- Set exercise 1
In the sewer surcharge forecasting text below, rewrite the paragraph that begins "The following modelling assumptions are adopted" as a short bulleted list that keeps its main facts.
- Set exercise 2
Using the sewer surcharge forecasting text below, decide whether each statement agrees with it. Answer yes or no for each, and quote the deciding words.
(a) The framework models groundwater interactions explicitly.
(b) The forecasts cover operational timeframes of 15 to 60 minutes.
(c) Asset deterioration during the study period is modeled.
- Set exercise 3
Pick up the text on sewer surcharge forecasting below where it ends and keep writing it.

-- Start of Extract --

H1. Multi-source fusion of dynamic sensor streams with static asset descriptors will improve forecast accuracy relative to sensor-only models, as measured by root-mean-square error (RMSE) of surcharge depth prediction.
H2. The hybrid TCN-LSTM architecture will outperform single-component LSTM-only and TCN-only baselines by leveraging complementary temporal feature extraction capabilities.
H3. SHAP attributions will consistently identify a small subset of physical asset descriptors (specifically pipe hydraulic capacity ratio and contributing catchment area) as dominant drivers of surcharge risk, consistent with established hydraulic principles.
4. Research Methodology
4.1. Assumptions and Scope Constraints
The following modelling assumptions are adopted. Sensor data quality is assumed sufficient following automated outlier detection and gap-filling; no explicit provision is made for catastrophic sensor failure affecting more than 20% of active monitoring points simultaneously. The static asset descriptor database is assumed to reflect the as-built state of the network; ongoing asset deterioration or rehabilitation during the study period is not modelled. The forecast framework is scoped to pipe network hydraulics in a separate sewer system, where localised misconnections may occur, and does not model surface flow pathways or groundwater interactions explicitly. These effects are implicitly captured through the data-driven modelling approach. These assumptions are considered reasonable for the operational timeframes addressed (15–60 min).

-- End of Extract --
-- Start of Data shown --

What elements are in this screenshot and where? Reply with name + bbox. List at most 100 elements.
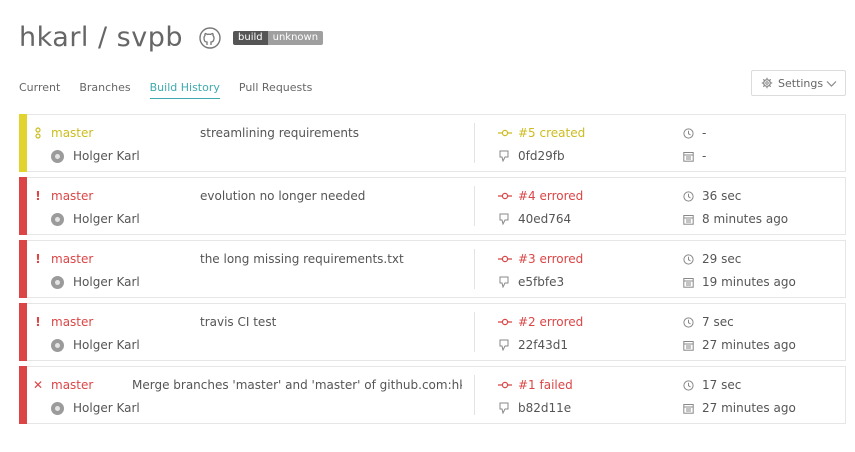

-- End of Data shown --
-- Start of Data shown --

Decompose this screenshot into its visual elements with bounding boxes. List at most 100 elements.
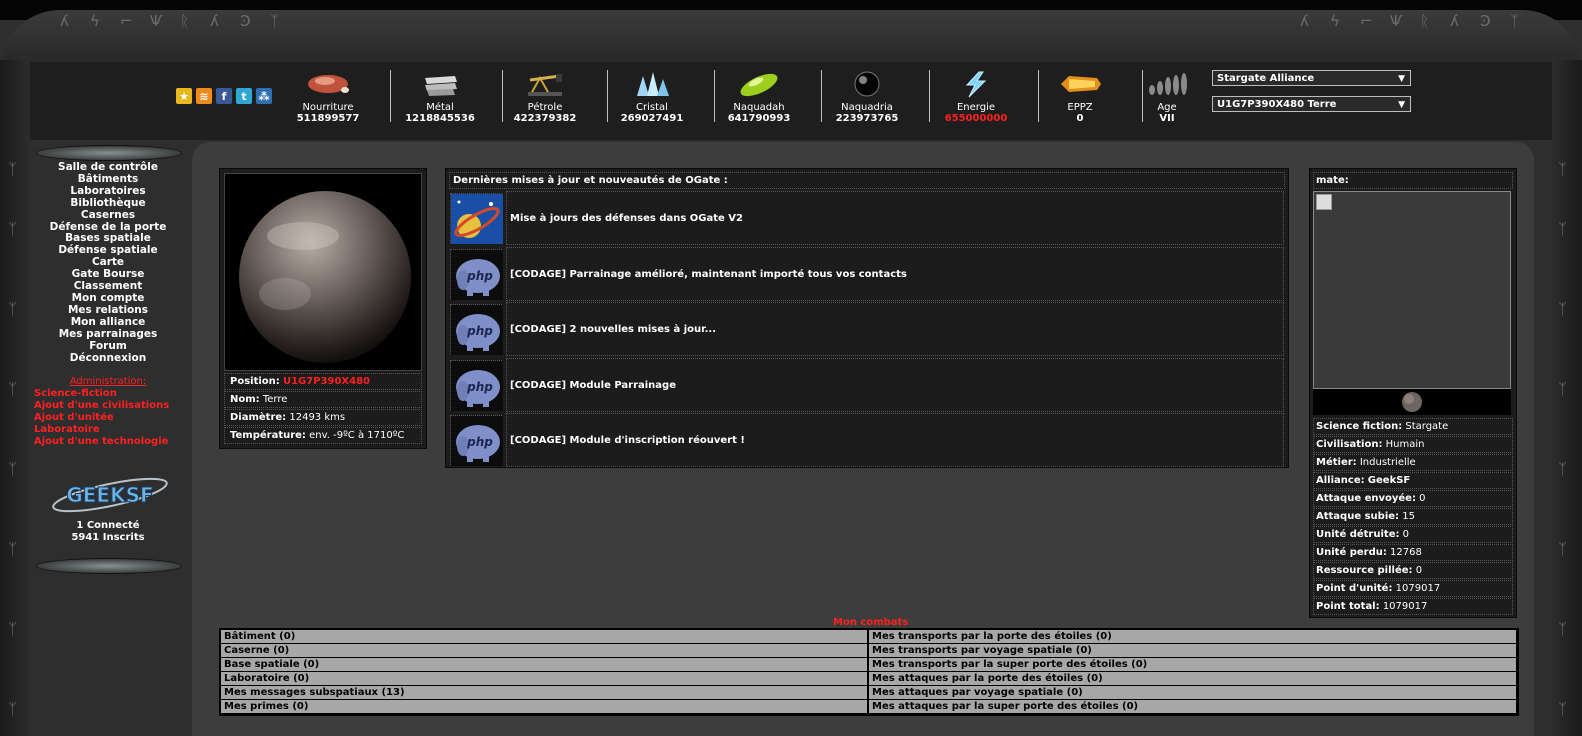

-- End of Data shown --

- Exercise result 1
- Sensor data is taken to be good enough after automatic outlier detection and gap-filling.
- The plan does not cover major sensor failure hitting more than 20% of active monitoring points at once.
- The static asset database is taken to match the network as built. Wear or repair of assets during the study period is not modeled.
- The scope is limited to pipe network hydraulics in a separate sewer system, where local misconnections may occur.
- Surface flow paths and groundwater interactions are not modeled explicitly. The data-driven approach captures them indirectly.
- These assumptions are judged reasonable for operational timeframes of 15–60 minutes.

- Exercise result 2
(a) No: "does not model surface flow pathways or groundwater interactions explicitly"
(b) Yes: "the operational timeframes addressed (15–60 min)"
(c) No: "ongoing asset deterioration or rehabilitation during the study period is not modelled"

- Exercise result 3
4.2. Study Area
The case study is located in an urban district of the Yangtze River Delta, Anhui Province, China, comprising a drainage catchment area of approximately 48 km
2 served by a predominantly separate sewer network. The area is characterised by high impervious surface fractions (mean 0.72), flat terrain (average slope 0.3%), and frequent short-duration convective rainfall events during the May–September monsoon period. The network comprises approximately 2400 pipe segments, 1850 manholes, and 8 pump stations, with pipe diameters ranging from 300 mm to 1000 mm. The key characteristics of the case study drainage system are summarised in
Table 1.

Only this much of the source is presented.